● PROVIDED DATA:
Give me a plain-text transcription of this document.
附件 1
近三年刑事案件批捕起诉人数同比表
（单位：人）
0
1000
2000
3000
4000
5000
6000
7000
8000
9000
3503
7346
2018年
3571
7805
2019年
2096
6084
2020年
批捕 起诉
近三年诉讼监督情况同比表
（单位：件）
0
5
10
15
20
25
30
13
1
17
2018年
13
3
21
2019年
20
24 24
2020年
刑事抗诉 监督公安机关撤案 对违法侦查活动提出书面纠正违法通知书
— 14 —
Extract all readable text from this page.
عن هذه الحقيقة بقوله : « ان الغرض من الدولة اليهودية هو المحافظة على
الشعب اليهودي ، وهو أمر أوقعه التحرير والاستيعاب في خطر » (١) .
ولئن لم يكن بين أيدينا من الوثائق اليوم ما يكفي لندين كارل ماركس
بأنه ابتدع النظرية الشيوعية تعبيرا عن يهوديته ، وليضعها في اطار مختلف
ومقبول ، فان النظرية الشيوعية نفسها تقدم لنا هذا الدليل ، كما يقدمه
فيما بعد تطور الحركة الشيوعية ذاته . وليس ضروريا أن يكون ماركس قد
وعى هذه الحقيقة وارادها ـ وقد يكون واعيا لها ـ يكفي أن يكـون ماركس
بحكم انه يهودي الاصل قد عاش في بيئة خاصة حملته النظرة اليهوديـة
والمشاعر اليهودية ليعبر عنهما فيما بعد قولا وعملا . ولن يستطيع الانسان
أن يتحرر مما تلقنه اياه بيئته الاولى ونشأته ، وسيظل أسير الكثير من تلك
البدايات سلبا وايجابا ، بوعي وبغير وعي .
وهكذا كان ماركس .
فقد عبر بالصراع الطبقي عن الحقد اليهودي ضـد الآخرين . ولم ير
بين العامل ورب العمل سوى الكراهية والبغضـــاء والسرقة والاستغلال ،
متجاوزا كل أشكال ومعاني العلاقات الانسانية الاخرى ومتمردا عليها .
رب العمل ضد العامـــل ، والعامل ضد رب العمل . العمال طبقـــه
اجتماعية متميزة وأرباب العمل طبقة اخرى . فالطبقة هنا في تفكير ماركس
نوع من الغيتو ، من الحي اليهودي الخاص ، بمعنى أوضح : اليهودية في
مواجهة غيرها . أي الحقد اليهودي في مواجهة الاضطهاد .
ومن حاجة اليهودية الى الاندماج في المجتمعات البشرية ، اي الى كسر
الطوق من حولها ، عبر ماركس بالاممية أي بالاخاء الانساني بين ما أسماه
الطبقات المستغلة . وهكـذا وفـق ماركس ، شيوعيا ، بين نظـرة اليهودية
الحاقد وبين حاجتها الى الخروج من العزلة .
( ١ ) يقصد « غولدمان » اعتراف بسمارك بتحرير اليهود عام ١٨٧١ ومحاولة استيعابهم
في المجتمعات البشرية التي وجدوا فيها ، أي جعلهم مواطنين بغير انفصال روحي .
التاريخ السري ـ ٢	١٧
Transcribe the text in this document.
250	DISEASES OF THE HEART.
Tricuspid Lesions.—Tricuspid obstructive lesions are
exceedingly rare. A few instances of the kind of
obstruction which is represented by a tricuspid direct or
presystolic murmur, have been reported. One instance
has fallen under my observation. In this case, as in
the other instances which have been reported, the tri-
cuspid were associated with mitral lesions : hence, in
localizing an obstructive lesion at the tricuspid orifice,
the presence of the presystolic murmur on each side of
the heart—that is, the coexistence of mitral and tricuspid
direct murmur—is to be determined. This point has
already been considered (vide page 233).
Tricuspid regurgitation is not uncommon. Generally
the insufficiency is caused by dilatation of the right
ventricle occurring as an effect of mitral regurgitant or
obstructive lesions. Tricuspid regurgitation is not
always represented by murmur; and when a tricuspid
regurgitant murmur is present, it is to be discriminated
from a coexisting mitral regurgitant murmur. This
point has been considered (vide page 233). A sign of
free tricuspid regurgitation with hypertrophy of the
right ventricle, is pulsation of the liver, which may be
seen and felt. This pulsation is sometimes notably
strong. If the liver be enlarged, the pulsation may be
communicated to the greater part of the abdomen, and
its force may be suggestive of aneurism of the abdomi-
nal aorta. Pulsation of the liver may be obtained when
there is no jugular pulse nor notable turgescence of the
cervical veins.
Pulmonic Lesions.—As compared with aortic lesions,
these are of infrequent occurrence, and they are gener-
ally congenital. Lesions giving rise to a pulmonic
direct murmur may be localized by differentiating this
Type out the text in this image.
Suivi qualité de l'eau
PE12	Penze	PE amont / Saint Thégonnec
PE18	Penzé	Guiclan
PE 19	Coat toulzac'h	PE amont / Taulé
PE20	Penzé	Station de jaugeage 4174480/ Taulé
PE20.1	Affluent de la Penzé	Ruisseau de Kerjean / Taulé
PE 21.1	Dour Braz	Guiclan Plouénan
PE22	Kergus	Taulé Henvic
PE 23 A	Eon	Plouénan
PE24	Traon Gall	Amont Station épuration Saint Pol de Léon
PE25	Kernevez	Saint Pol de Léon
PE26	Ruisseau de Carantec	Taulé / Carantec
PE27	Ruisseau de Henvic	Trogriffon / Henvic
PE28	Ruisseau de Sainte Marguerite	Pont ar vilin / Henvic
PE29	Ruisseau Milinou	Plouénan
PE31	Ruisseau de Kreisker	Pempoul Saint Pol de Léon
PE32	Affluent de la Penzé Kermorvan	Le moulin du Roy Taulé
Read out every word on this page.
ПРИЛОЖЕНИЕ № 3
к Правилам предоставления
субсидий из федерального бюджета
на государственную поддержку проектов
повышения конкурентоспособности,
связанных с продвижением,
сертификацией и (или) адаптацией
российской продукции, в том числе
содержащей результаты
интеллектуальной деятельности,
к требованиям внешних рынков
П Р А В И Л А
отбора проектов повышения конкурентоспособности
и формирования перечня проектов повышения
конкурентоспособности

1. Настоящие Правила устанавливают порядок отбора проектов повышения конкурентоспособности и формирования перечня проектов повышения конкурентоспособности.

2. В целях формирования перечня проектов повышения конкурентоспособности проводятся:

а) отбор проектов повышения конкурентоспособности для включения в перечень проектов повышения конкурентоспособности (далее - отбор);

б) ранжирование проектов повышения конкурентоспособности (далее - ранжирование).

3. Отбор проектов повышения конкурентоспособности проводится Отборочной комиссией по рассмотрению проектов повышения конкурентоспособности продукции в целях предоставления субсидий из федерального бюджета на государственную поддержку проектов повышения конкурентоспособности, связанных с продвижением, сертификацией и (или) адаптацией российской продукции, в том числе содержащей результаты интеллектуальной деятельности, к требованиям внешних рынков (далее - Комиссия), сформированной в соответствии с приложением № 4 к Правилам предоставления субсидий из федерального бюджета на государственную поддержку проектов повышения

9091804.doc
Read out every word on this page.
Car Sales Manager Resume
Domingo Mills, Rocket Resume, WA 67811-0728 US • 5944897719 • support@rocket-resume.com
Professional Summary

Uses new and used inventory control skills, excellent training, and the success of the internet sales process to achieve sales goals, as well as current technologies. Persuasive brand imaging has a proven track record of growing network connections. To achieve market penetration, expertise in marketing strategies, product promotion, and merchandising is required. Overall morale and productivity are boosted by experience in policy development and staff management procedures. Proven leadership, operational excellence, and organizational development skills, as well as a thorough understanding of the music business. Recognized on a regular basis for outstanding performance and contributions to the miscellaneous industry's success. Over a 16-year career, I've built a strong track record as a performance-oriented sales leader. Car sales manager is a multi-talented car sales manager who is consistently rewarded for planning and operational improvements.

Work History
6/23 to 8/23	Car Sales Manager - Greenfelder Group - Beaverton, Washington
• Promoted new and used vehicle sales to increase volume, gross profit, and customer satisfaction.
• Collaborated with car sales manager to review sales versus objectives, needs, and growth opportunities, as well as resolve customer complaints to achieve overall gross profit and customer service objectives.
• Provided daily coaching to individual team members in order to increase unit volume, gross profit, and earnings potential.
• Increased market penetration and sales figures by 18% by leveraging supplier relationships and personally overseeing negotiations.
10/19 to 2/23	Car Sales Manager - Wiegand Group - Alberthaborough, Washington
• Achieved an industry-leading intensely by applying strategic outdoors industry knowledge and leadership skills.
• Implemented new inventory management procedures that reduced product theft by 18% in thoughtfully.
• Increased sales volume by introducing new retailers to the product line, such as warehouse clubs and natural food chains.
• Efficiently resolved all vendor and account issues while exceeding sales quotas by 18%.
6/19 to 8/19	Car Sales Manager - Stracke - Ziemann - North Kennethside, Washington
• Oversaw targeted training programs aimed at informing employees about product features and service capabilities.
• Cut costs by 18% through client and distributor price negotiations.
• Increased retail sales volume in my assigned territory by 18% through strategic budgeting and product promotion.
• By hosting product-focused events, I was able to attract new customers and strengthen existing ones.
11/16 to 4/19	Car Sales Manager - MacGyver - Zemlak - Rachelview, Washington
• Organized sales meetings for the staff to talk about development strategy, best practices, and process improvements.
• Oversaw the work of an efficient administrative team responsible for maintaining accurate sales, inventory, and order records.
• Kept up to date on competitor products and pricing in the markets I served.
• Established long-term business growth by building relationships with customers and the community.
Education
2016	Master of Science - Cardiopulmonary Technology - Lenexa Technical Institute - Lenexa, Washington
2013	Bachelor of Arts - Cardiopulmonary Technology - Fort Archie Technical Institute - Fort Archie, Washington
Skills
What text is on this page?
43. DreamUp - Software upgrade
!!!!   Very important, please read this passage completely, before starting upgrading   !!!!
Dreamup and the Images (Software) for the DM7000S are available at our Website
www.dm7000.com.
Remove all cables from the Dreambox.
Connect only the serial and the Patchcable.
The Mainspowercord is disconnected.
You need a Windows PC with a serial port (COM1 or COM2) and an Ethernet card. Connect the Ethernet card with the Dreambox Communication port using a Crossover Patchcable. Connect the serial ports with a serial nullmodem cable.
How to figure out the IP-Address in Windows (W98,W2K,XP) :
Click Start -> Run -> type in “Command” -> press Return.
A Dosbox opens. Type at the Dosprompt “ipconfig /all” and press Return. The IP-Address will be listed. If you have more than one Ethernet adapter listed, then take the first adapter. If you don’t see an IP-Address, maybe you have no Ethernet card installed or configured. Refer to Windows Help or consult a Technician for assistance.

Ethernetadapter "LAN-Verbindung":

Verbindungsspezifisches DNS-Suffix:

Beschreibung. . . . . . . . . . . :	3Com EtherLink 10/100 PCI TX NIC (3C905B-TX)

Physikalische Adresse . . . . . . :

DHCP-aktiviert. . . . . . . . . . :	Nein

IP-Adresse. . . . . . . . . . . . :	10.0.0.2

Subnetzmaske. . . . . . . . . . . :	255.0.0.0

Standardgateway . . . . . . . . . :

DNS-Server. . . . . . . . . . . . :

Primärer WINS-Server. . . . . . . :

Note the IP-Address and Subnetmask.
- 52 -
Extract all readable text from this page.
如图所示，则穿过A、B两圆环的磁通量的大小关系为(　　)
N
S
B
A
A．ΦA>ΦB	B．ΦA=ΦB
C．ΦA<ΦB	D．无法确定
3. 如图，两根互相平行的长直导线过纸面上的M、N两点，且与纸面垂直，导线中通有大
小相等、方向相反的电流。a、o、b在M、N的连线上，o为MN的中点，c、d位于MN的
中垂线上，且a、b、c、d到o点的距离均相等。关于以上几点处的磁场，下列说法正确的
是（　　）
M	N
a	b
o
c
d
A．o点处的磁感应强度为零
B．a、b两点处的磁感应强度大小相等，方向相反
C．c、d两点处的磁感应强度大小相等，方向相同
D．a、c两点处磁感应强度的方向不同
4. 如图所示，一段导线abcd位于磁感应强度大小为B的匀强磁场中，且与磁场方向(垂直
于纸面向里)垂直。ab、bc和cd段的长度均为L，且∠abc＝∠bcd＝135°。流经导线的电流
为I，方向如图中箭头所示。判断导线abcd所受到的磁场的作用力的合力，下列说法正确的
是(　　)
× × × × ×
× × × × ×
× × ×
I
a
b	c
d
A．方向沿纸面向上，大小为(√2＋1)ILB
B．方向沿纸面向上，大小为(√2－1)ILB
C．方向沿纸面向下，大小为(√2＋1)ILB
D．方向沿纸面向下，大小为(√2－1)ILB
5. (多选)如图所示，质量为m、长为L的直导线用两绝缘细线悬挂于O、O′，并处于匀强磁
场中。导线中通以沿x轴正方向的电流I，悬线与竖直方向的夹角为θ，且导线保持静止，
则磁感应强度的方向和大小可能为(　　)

● BRIEF: Of all the lines above, how many contain the word "penetration"? Answer with only the number.

● ANSWER TO THE PROBLEM: 2